— TEXTO DEL DOCUMENTO —

▬▬▬

Miradas que enamoran, miradas que matan. Comunicación no verbal.

Las miradas pueden guiar una conversación. Foto:  lenetstan/Schutterstock
Las miradas pueden guiar una conversación. Foto: lenetstan/Schutterstock

Hay miradas coquetas, seductoras, de miedo, de ira, de desaprobación, de incredulidad, de soberbia, de negación, de intimidad, de intimidación, de cansancio, … La mirada, es un componente sutil de comunicación no verbal. Nuestras miradas cambian ante personas, circunstancias, sentimientos y emociones. Las miradas son parte de nuestra imagen personal y estilo.

Con la simple mirada podemos guiar una conversación en una junta, sin necesidad de decir ni una sola palabra.

Podemos asentir, aprobar o reprobar, ignorar, dar la palabra, acelerar el tema.. Las miradas, tienen poder, y dejan al descubierto matices sobre nosotros, que juegan a nuestro favor o en nuestra contra.

Las miradas necesitan observarse e interpretarse dentro de un contexto para no mal interpretarlas.

Pon mucha atención, las pupilas responden a la luz, y también a las emociones. Las pupilas dilatadas son instinto de supervivencia, alegría, o falta de luz. Las pupilas contraídas son signo de enojo o mentira.

El contacto ocular demuestra confianza y control, mientras que la cantidd de veces que miramos a alguien, demuestra relevancia, y/o da un significado más profundo a lo que decimos.

Algunos tipos de miradaS:

Miradas sanas: los ojos miran fijamente de frente con tranquilidad por 5 segundos, con parpadeo regular.

Mirada que busca recordar algo: los ojos se mueven hacia arriba a tu izquierda; la derecha del otro viéndolo de frente.

Mirada que busca inventar, mentir o crear: los ojos se mueven a tu derecha; la izquierda del otro, viéndolo de frente.

Mirada que muestra mucha alegría: los ojos brillan más, tienen más humedad, y las pupilas se dilatan como reflejo de que nos gusta lo que vemos.

▬▬▬

— DATOS EXTRAÍDOS —
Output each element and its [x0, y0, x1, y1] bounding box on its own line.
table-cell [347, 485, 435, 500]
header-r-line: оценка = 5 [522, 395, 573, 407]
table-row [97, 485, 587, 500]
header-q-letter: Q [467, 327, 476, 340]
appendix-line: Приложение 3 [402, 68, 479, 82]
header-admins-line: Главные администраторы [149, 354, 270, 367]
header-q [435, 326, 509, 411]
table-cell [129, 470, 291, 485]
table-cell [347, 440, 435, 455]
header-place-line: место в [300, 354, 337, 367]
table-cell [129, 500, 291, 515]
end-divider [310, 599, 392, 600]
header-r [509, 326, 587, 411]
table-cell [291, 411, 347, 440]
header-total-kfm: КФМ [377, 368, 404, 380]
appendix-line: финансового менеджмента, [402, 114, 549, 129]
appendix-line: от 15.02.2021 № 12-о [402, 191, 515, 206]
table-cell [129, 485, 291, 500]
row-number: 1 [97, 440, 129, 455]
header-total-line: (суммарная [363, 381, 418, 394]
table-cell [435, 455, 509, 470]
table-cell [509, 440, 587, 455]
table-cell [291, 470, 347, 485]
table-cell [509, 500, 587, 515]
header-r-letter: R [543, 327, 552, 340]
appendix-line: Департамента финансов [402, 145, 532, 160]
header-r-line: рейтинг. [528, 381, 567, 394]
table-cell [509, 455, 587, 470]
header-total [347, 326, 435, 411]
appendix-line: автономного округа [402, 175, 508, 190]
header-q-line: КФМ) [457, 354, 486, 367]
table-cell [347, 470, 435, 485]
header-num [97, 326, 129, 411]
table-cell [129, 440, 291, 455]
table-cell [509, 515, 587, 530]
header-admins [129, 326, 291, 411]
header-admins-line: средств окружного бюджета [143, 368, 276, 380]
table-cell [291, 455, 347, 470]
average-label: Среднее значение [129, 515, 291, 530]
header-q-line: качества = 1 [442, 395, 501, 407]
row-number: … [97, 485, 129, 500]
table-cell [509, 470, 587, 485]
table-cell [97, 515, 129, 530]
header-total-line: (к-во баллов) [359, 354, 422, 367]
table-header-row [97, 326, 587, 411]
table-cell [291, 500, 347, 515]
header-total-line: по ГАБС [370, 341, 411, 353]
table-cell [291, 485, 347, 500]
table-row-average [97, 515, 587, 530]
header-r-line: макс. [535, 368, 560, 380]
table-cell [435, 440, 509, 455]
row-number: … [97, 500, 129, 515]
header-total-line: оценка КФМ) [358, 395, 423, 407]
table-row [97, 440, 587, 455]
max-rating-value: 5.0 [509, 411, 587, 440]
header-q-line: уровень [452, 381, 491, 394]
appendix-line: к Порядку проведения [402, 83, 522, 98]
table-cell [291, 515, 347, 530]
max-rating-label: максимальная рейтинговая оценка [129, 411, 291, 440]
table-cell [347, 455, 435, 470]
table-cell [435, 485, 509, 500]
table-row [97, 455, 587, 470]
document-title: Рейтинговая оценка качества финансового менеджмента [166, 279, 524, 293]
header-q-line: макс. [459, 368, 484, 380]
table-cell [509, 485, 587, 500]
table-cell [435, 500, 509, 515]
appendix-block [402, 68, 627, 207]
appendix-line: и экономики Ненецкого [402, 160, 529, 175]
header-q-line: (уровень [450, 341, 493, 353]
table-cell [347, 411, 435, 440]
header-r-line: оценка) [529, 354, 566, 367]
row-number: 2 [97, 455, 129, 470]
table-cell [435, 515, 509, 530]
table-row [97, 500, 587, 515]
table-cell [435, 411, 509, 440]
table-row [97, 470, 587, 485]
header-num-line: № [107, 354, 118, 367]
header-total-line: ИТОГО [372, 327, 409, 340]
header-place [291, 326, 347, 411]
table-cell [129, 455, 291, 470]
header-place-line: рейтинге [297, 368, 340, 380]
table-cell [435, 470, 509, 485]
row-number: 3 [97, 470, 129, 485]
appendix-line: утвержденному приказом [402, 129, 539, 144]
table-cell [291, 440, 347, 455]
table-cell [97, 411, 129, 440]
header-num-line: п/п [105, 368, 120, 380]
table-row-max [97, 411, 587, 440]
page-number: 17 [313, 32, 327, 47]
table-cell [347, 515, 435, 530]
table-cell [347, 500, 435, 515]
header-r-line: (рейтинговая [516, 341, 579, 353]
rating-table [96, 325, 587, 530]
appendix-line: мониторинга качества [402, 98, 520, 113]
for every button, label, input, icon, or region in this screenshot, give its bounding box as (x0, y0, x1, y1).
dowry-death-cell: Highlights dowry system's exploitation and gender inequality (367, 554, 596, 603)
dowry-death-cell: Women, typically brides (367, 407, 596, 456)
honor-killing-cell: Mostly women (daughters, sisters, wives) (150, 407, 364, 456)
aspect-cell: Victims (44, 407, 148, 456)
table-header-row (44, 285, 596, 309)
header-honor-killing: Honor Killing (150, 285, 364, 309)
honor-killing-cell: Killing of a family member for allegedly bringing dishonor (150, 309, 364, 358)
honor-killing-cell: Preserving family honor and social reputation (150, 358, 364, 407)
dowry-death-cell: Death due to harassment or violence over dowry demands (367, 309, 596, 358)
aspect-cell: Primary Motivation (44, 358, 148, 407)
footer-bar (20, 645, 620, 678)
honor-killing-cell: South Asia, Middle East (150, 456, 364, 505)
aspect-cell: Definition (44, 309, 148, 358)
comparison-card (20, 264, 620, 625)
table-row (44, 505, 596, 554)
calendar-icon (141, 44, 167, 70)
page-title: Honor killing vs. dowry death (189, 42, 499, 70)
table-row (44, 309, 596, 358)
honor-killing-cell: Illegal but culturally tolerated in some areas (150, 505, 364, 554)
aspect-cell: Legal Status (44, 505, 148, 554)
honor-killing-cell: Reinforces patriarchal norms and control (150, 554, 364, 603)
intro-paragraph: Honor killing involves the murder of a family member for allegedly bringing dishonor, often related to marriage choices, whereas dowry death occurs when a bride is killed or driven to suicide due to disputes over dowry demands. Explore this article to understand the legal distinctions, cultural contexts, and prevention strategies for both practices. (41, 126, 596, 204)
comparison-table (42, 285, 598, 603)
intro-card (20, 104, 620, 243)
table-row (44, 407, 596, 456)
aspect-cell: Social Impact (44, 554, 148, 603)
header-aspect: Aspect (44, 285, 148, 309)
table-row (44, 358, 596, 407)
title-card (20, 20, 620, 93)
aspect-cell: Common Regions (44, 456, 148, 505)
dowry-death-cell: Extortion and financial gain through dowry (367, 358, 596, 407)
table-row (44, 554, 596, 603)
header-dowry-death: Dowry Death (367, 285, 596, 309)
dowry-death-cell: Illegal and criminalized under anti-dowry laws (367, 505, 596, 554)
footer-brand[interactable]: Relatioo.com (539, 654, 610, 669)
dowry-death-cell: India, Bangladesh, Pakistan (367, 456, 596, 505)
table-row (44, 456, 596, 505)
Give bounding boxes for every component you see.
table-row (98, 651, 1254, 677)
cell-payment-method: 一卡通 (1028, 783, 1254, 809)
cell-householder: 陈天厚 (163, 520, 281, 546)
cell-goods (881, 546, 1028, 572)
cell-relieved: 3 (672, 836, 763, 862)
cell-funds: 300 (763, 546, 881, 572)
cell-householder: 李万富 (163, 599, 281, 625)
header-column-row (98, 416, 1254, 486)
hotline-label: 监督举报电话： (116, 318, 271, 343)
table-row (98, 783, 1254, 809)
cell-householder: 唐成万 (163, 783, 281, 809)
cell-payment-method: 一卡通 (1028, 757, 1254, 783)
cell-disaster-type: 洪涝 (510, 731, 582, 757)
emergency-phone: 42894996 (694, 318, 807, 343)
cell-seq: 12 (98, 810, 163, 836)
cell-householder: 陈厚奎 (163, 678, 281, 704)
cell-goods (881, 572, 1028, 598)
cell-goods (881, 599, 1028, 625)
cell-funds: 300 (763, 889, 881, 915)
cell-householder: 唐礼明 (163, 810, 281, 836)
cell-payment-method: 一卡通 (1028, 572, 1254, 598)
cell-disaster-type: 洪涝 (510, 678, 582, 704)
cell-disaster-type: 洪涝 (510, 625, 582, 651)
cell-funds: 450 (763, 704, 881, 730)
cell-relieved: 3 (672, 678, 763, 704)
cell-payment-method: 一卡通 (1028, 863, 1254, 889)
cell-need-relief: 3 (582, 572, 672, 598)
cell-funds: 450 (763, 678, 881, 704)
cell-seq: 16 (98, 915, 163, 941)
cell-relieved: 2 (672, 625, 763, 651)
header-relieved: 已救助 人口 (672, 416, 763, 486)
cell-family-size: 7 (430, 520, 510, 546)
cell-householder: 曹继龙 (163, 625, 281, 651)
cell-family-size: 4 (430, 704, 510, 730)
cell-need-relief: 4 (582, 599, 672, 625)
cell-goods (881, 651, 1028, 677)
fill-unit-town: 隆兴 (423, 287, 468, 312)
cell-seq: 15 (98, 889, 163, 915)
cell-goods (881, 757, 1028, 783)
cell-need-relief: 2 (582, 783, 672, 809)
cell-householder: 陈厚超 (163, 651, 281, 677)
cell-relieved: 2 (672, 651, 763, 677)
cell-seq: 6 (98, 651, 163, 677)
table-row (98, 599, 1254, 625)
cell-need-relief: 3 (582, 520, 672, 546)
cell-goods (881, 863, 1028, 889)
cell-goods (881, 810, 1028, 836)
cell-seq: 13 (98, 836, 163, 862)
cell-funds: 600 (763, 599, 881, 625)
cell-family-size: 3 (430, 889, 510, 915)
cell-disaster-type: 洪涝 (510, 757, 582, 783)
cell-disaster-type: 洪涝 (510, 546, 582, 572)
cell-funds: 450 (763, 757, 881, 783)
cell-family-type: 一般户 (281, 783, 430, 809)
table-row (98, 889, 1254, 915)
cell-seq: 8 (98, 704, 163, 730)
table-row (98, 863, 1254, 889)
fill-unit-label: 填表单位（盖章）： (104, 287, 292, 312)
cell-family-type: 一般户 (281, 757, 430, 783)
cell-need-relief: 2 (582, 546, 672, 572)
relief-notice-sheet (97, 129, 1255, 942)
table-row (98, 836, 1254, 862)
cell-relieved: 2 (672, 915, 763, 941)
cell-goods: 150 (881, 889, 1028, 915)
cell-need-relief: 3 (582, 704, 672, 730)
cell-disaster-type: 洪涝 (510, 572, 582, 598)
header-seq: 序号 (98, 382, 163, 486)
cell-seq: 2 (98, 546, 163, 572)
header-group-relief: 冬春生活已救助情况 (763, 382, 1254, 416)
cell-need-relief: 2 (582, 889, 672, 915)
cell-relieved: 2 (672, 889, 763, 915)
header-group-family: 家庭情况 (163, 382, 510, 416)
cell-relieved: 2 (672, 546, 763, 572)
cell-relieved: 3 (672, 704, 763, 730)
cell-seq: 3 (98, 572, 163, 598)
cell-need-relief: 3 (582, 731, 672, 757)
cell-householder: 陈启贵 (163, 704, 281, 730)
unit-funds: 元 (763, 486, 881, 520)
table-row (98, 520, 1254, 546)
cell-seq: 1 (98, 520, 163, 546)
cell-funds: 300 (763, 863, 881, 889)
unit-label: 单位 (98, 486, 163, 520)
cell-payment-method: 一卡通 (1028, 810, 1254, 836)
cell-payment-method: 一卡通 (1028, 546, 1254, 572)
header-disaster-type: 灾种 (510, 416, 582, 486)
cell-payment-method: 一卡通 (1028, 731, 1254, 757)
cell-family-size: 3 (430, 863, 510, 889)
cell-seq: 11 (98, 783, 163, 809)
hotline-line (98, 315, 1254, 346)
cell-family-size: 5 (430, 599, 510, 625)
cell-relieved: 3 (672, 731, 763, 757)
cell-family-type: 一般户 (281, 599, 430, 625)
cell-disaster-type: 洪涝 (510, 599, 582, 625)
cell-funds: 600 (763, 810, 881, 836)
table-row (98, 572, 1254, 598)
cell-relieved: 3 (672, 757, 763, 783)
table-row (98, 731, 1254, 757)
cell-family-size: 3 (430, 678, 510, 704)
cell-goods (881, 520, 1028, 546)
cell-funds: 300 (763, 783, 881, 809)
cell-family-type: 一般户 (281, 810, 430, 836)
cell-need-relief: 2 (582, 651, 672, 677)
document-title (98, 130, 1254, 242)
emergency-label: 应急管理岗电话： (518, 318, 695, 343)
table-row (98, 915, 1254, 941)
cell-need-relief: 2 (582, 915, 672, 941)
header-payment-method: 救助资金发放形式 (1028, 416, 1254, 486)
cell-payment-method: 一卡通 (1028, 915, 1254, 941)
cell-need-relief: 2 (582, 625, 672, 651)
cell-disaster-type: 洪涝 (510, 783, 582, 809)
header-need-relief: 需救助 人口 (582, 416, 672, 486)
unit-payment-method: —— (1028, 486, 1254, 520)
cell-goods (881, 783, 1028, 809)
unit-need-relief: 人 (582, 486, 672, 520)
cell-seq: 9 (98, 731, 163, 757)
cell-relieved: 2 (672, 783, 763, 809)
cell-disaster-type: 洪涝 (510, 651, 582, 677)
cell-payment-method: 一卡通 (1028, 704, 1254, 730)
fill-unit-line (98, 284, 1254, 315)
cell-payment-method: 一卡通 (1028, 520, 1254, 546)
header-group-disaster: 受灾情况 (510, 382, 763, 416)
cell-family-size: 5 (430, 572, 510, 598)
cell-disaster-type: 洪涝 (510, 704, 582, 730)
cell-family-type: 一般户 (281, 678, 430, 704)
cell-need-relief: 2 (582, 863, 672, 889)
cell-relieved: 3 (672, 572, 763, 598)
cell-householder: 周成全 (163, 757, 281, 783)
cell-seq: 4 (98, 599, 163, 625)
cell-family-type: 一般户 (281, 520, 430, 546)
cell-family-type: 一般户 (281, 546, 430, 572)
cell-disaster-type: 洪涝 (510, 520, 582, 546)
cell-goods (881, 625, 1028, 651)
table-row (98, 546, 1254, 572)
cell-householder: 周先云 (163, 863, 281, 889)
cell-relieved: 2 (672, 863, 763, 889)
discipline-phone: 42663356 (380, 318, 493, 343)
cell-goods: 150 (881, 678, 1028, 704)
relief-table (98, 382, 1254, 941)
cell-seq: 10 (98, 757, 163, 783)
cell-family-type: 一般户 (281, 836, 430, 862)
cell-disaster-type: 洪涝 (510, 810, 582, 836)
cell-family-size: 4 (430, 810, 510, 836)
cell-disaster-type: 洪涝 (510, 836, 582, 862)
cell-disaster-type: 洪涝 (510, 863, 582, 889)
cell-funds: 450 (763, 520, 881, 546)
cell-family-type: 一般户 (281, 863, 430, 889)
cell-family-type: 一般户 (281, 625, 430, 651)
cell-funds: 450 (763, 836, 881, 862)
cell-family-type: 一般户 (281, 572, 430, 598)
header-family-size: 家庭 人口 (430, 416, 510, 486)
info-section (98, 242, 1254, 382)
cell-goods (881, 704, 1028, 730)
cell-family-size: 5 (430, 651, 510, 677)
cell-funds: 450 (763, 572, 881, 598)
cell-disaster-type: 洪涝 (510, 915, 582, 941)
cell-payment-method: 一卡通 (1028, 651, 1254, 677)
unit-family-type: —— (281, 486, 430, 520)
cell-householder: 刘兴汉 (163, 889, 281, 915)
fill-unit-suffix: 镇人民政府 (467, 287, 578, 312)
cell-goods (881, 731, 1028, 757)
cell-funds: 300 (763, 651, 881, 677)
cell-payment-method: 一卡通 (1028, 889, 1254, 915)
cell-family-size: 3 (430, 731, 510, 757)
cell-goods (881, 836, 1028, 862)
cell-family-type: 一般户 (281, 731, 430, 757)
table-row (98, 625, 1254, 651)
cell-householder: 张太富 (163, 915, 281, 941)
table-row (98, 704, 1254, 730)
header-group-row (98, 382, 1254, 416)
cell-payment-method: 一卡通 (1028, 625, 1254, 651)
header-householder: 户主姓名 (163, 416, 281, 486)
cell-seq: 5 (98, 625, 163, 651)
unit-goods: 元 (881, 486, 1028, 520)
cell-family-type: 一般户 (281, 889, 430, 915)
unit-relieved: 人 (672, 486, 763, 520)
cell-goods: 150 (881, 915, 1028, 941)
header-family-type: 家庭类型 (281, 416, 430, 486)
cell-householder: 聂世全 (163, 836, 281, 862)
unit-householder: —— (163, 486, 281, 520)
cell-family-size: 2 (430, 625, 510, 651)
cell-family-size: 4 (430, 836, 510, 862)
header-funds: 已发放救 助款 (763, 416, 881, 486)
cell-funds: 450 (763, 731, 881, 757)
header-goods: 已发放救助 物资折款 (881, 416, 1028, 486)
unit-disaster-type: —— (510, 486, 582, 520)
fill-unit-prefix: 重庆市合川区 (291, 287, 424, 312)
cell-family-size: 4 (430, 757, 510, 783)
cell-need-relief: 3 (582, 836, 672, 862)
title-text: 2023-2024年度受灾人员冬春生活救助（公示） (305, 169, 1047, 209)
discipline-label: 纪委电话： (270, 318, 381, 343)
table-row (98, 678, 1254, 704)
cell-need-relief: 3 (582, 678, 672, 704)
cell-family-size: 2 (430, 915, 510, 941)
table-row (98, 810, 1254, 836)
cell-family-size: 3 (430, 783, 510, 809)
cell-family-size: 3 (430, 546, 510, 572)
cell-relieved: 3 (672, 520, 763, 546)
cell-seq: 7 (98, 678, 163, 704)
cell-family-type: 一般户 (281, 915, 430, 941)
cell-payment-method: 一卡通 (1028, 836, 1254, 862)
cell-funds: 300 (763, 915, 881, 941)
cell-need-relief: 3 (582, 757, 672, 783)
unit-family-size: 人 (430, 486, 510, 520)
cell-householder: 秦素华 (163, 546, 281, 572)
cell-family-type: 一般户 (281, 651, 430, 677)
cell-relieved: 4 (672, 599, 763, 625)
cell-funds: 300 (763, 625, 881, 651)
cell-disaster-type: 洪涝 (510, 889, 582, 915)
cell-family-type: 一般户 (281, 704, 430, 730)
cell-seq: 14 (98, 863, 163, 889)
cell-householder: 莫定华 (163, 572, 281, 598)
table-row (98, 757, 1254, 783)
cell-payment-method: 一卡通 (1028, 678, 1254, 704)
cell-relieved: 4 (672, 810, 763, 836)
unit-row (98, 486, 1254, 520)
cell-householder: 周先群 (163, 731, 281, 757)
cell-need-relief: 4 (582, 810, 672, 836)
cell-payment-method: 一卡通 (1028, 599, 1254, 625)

▬▬▬

— QUÉ HACER —
Continúa el texto sobre las miradas y la comunicación no verbal a partir de su última oración.

— TU RESPUESTA —
Mirada de miedo: los ojos los tenemos abiertos y las pupilas dilatadas, con la mirada brillante y algo perdida.

Mirada de interés: los ojos buscan a la persona en cuestión, cada cierto tiempo, con una mirada más o menos fija.

Mirada de desacuerdo: los ojos miran hacia otro lado mientras escuchamos al que habla.

Mirada que muestra acuerdo: los ojos miran a la persona y asentimos con la cabeza.

Mirada que demuestran prisa: los ojos sin disimulo e insistencia ven el reloj.

Miradas que pasan la palabra a otro: los ojos miran fijamente a la persona que esperamos comente algo durante la conversación.

Mirada desconfiada: los ojos están ladeados y chiquitos, como “achinados” y/o con movimientos horizontales.

Mirada retadora: los ojos tienen una mirada fija y de frente, con las cejas levantadas, y la boca y/o los dientes apretados.

Mirada triste: los ojos están apagados sin ningún tipo de brillo y/o llorosos.

Miradas de nerviosismo: se parpadea mucho (cuanto menos se parpadee, habrá un estado mayor de tranquilidad.

Miradas de seducción, interés, curiosidad: los ojos miran de reojo, la persona u objeto de interés.

Hay miradas que enamoran, y hay miradas que matan. Las miradas dan mucha información, al ser ventanas al yo interno.